Written instruction: Sift the material for lines containing "Acute", and return them.

Data entries:
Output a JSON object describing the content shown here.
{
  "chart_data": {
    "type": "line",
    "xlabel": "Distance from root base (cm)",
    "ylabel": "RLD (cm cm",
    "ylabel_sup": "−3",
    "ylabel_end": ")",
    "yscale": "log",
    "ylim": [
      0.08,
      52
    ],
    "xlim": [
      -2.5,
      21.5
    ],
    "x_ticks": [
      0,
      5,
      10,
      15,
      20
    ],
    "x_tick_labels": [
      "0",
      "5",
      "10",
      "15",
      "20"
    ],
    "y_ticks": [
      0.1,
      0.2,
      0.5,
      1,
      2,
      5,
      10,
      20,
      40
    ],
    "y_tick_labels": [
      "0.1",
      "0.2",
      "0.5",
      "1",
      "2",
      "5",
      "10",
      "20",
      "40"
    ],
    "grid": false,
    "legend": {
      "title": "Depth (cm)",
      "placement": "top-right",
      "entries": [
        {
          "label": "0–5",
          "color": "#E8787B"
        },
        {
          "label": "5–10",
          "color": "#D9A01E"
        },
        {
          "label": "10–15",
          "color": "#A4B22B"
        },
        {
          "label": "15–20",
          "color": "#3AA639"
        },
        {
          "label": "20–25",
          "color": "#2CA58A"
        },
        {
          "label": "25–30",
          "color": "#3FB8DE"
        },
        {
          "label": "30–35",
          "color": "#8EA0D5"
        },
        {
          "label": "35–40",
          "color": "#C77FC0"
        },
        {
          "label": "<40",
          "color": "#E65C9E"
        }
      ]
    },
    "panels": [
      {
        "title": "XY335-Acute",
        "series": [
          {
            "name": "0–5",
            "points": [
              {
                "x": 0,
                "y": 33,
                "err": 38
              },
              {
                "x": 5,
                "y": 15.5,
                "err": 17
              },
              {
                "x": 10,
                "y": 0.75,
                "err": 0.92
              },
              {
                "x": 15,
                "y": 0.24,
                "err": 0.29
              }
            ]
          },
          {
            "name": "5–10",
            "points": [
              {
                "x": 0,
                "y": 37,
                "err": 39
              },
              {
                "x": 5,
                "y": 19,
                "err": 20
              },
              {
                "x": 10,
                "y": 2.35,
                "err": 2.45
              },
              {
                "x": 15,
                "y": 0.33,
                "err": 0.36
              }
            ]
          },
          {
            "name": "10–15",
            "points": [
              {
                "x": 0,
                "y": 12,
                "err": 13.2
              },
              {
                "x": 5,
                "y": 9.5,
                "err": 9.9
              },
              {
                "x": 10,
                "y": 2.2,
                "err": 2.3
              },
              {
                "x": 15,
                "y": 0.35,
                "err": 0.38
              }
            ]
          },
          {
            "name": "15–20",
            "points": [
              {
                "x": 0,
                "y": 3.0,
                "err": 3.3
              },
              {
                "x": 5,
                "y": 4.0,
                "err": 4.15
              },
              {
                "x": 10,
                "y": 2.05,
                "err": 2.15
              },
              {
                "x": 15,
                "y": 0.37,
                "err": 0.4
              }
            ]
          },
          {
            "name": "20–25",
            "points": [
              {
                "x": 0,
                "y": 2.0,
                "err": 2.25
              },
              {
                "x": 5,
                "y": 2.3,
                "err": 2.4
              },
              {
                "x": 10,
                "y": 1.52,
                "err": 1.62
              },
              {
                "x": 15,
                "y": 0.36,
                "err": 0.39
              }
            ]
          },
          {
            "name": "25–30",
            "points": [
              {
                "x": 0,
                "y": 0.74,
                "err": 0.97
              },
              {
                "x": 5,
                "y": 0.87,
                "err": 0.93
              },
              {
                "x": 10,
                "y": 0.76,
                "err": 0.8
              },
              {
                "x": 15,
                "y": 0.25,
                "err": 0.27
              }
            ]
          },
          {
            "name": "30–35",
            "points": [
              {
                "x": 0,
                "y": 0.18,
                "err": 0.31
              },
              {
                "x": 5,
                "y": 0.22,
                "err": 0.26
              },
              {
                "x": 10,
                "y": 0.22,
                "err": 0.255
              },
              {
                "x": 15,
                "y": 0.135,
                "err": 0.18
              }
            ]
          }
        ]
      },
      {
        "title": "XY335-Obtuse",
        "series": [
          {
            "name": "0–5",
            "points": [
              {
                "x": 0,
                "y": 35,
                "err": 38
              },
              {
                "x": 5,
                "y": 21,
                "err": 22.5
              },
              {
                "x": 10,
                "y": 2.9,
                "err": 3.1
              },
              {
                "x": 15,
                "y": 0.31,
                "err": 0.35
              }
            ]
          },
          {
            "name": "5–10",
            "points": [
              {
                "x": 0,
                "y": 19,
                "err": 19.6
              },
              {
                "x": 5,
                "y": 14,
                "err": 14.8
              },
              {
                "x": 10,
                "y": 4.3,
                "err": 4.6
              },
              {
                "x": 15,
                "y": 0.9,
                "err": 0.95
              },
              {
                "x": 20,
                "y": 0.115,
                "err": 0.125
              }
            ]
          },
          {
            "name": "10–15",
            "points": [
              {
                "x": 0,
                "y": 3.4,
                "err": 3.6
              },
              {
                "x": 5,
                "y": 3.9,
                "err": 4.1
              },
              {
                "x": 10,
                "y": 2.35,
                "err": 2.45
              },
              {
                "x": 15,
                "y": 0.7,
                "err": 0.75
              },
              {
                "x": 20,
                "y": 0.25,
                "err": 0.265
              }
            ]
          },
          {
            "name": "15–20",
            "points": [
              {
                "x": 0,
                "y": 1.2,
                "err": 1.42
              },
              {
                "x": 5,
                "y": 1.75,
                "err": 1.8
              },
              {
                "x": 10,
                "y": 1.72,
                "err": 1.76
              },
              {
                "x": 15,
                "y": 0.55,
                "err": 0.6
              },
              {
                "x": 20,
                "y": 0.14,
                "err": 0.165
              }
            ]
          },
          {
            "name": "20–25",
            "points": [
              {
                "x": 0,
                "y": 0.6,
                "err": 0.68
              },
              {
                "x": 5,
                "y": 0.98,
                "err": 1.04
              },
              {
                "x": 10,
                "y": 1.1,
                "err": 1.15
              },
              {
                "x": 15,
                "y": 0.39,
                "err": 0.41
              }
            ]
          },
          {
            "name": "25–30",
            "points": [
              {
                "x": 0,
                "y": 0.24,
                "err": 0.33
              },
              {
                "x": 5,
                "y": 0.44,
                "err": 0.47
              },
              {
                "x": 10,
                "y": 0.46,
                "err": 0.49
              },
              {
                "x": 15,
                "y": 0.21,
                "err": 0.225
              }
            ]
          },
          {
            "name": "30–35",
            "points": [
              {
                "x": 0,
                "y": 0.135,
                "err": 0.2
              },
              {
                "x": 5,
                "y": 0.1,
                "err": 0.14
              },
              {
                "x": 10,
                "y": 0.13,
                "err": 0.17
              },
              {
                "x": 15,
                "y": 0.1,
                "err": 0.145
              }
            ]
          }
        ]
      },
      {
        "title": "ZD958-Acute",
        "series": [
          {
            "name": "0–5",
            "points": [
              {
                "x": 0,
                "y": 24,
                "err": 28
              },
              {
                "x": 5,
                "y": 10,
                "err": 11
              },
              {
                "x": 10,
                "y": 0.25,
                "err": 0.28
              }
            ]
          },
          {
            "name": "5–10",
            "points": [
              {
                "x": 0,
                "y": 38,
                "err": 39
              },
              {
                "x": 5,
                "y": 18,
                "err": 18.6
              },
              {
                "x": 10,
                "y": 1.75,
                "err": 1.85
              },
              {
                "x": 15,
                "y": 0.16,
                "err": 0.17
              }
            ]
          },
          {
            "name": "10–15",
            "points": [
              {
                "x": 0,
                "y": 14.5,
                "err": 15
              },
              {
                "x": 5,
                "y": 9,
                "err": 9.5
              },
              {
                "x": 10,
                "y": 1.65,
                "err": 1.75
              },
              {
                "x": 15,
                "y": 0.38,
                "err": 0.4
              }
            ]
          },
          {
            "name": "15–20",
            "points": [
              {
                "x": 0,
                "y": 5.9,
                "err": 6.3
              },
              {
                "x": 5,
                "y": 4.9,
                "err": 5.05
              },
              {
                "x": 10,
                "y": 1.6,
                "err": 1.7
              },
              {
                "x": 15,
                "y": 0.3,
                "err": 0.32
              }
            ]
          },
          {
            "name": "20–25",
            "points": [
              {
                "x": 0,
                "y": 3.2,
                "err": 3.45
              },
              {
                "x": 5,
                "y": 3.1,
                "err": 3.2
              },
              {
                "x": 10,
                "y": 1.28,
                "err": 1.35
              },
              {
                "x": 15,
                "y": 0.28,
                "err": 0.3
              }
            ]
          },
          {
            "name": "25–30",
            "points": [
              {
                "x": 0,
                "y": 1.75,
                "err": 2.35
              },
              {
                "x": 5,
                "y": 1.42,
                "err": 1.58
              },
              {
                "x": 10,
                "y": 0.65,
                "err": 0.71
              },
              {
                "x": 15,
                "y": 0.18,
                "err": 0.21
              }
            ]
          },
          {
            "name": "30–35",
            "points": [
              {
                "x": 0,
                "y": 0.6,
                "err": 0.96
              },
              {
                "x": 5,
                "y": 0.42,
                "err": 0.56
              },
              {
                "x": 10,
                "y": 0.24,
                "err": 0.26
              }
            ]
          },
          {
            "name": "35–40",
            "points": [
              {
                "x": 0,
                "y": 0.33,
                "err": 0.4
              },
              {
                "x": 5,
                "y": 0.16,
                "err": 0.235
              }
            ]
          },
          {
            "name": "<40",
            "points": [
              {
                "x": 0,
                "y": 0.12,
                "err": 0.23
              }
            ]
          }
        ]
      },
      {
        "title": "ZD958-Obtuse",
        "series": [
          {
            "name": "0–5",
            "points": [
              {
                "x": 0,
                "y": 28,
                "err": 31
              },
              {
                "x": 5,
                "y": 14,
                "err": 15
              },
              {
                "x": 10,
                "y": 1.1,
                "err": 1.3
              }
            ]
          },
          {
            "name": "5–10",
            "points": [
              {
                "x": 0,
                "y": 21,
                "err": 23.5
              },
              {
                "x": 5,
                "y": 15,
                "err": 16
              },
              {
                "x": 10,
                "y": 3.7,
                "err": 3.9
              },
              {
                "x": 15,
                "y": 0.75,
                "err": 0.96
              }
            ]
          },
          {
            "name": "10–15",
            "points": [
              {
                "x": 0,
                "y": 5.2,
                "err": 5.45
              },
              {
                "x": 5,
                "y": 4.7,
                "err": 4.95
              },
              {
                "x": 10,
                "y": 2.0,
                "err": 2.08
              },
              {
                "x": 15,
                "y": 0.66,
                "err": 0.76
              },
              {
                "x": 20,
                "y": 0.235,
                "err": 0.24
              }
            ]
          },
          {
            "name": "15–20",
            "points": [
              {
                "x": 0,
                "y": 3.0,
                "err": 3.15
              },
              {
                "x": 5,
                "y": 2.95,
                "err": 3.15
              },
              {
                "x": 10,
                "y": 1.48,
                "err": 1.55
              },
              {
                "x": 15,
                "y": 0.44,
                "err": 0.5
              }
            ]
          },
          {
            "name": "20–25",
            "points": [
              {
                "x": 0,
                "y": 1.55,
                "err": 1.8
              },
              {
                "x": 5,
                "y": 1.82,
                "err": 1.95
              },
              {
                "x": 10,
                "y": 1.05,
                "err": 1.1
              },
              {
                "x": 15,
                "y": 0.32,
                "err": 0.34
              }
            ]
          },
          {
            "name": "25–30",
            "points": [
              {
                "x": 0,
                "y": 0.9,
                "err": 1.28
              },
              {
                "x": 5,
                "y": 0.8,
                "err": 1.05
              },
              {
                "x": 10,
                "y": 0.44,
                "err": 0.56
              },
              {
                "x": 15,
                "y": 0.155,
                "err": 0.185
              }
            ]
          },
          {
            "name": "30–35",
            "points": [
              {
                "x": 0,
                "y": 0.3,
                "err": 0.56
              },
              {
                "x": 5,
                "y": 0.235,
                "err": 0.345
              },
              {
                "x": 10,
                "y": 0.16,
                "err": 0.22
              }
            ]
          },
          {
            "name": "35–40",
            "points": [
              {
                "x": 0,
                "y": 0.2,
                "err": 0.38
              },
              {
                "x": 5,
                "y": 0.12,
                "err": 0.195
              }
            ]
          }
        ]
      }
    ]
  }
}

Completed task:
        "title": "XY335-Acute",
        "title": "ZD958-Acute",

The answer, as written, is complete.